#### [What is asked]
Quote the whole listing exactly. Leave the pictures out of your copy.

Stored data
## begin

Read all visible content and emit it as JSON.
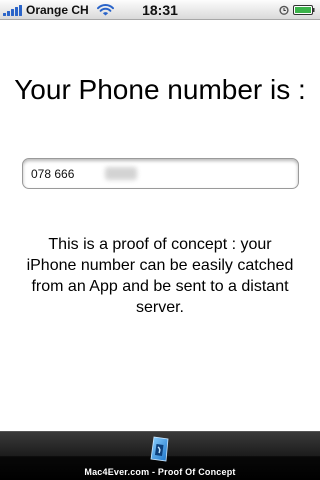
{
  "status_bar": {
    "carrier": "Orange CH",
    "time": "18:31",
    "icons": [
      "signal-icon",
      "wifi-icon",
      "alarm-icon",
      "battery-icon"
    ]
  },
  "main": {
    "headline": "Your Phone number is :",
    "phone_field": {
      "value": "078 666"
    },
    "message": "This is a proof of concept : your iPhone number can be easily catched from an App and be sent to a distant server."
  },
  "footer": {
    "logo_icon": "mac4ever-logo-icon",
    "label": "Mac4Ever.com - Proof Of Concept"
  },
  "colors": {
    "signal": "#2a64c9",
    "battery": "#3bb34a",
    "footer_bg": "#1c1c1c"
  }
}
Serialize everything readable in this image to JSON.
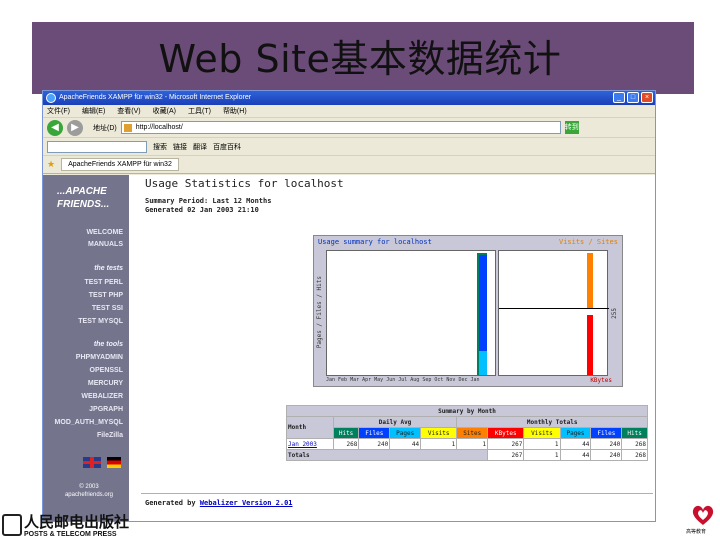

## end

#### [The result]
Read all visible content and emit it as JSON.
{
  "status_bar": {
    "carrier": "Orange CH",
    "time": "18:31",
    "icons": [
      "signal-icon",
      "wifi-icon",
      "alarm-icon",
      "battery-icon"
    ]
  },
  "main": {
    "headline": "Your Phone number is :",
    "phone_field": {
      "value": "078 666"
    },
    "message": "This is a proof of concept : your iPhone number can be easily catched from an App and be sent to a distant server."
  },
  "footer": {
    "logo_icon": "mac4ever-logo-icon",
    "label": "Mac4Ever.com - Proof Of Concept"
  },
  "colors": {
    "signal": "#2a64c9",
    "battery": "#3bb34a",
    "footer_bg": "#1c1c1c"
  }
}
Serialize everything readable in this image to JSON.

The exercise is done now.